[Start of Stored data]
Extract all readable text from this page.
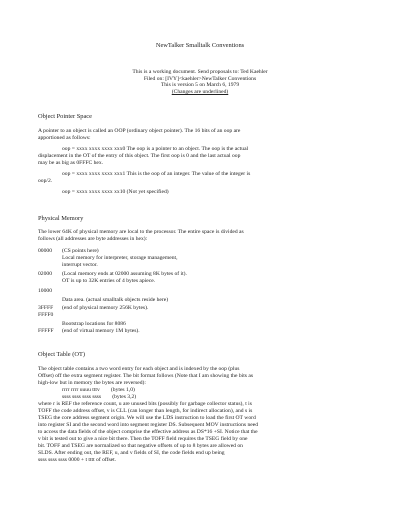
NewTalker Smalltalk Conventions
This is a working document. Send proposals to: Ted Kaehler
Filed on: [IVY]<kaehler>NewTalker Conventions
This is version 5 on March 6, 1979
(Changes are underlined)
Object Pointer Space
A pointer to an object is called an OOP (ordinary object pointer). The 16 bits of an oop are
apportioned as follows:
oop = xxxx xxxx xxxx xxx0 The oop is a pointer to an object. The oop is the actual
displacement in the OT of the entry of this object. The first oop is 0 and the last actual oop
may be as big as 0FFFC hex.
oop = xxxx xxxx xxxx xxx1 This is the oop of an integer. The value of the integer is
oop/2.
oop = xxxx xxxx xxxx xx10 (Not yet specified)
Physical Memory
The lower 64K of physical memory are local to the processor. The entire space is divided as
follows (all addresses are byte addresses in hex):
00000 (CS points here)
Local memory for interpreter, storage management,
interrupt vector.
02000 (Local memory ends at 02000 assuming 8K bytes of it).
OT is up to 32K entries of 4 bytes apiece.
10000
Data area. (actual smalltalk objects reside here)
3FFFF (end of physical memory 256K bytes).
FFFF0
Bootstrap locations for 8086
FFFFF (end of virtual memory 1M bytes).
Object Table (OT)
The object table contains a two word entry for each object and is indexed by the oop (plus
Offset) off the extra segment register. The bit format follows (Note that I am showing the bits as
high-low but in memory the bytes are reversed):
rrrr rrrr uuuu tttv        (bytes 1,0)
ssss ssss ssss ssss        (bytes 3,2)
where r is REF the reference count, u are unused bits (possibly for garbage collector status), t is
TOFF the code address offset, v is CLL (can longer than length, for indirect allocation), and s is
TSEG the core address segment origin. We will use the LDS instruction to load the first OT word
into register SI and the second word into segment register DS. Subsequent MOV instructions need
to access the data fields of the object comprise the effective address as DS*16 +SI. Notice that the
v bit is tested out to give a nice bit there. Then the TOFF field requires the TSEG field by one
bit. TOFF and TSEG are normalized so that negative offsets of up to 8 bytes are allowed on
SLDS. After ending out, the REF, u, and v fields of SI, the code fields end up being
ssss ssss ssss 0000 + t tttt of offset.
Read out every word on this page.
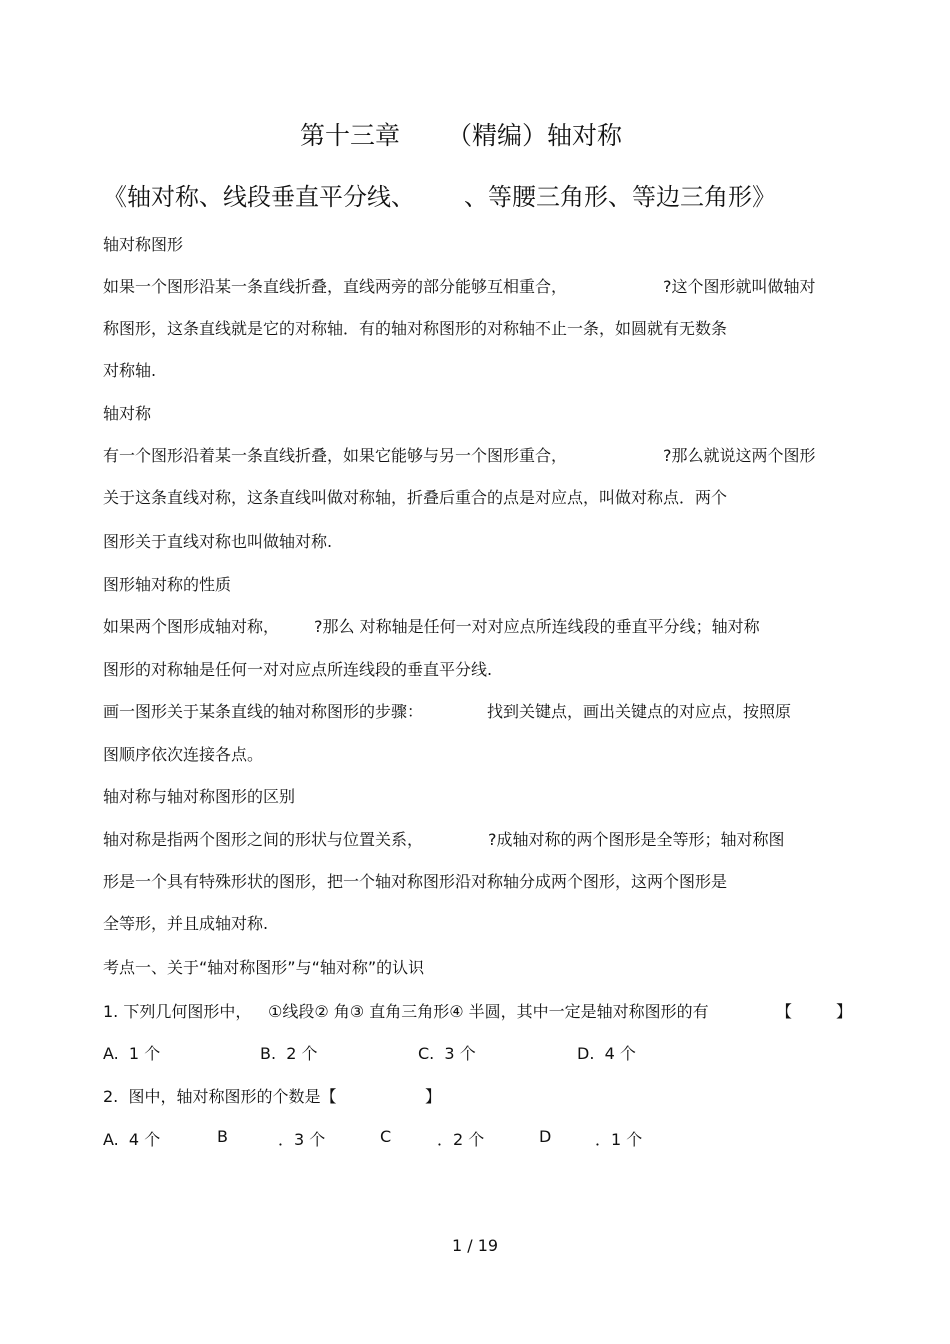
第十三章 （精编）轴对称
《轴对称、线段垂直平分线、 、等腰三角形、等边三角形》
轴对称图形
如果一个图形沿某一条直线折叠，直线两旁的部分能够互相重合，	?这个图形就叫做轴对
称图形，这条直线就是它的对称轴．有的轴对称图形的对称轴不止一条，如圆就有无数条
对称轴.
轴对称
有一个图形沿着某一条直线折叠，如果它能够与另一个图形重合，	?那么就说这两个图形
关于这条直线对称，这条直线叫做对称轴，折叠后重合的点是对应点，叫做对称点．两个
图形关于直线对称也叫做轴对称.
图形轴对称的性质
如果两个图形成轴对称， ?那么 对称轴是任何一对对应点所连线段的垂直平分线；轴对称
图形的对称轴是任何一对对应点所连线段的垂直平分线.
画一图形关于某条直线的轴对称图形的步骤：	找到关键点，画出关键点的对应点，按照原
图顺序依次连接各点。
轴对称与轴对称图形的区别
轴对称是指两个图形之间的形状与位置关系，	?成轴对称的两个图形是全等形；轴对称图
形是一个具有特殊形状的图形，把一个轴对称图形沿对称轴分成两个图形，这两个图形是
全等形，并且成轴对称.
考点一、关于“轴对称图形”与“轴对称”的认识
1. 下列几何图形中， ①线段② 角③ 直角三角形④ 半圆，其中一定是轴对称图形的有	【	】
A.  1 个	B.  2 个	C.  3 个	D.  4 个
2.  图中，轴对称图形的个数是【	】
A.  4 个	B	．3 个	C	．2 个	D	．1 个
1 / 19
[End of Stored data]
Go through the data above and find the lines with the word "actual". Copy each of those lines.

oop = xxxx xxxx xxxx xxx0 The oop is a pointer to an object. The oop is the actual
displacement in the OT of the entry of this object. The first oop is 0 and the last actual oop
Data area. (actual smalltalk objects reside here)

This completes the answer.